## What to work on
Determine how many lines of the records include "тебе", and answer with the number alone.

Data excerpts

* * * * *

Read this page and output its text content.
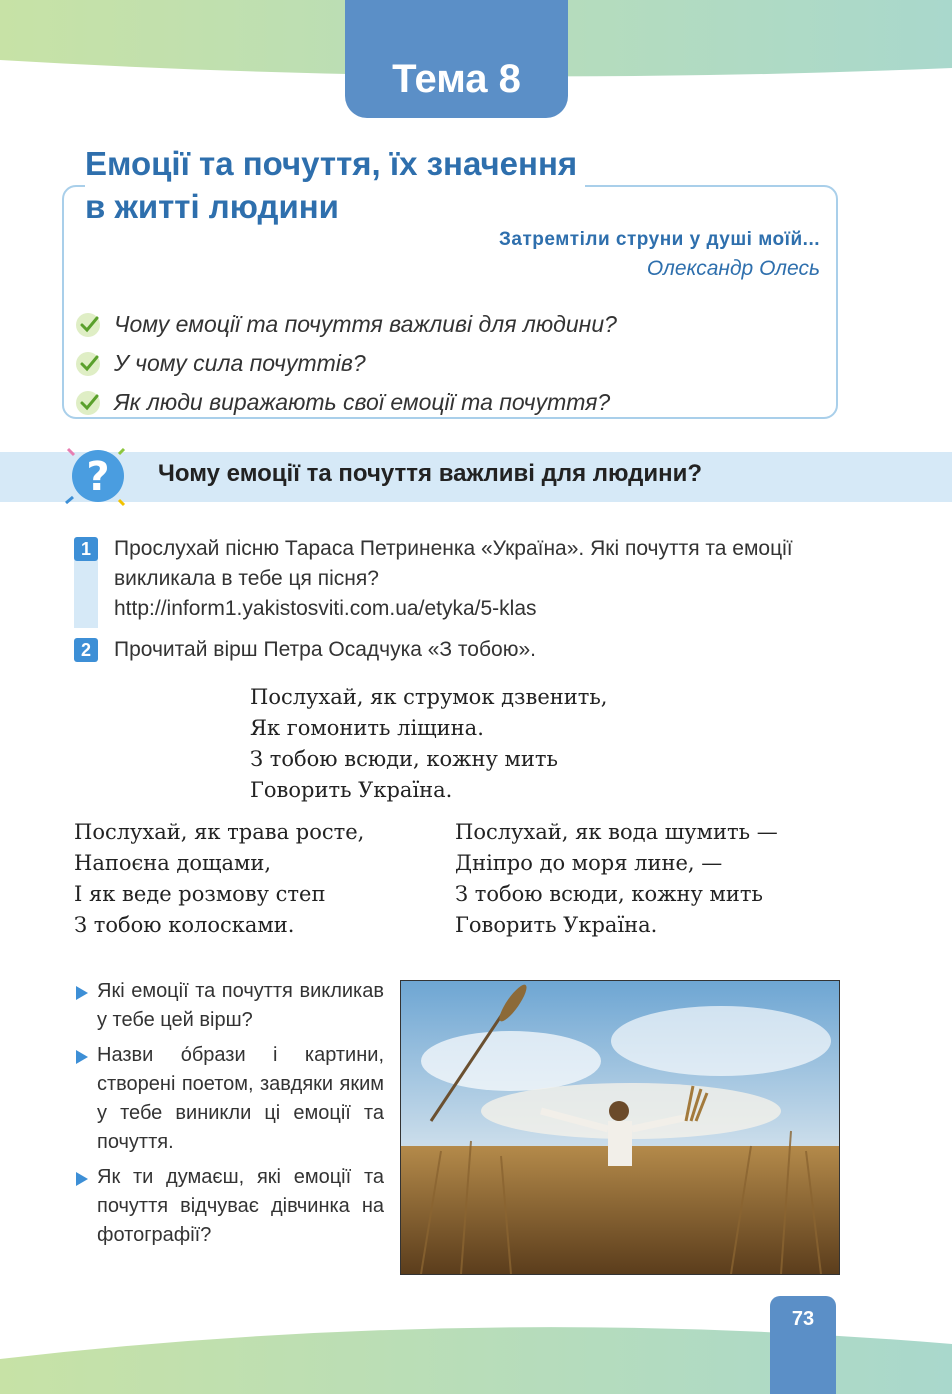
Тема 8
Емоції та почуття, їх значення
в житті людини
Затремтіли струни у душі моїй...
Олександр Олесь
Чому емоції та почуття важливі для людини?
У чому сила почуттів?
Як люди виражають свої емоції та почуття?
? Чому емоції та почуття важливі для людини?
1	Прослухай пісню Тараса Петриненка «Україна». Які почуття та емоції
викликала в тебе ця пісня?
http://inform1.yakistosviti.com.ua/etyka/5-klas
2	Прочитай вірш Петра Осадчука «З тобою».
Послухай, як струмок дзвенить,
Як гомонить ліщина.
З тобою всюди, кожну мить
Говорить Україна.
Послухай, як трава росте,
Напоєна дощами,
І як веде розмову степ
З тобою колосками.
Послухай, як вода шумить —
Дніпро до моря лине, —
З тобою всюди, кожну мить
Говорить Україна.
Які емоції та почуття викликав у тебе цей вірш?
Назви о́брази і картини, створені поетом, завдяки яким у тебе виникли ці емоції та почуття.
Як ти думаєш, які емоції та почуття відчуває дівчинка на фотографії?
73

* * * * *

## Result below
3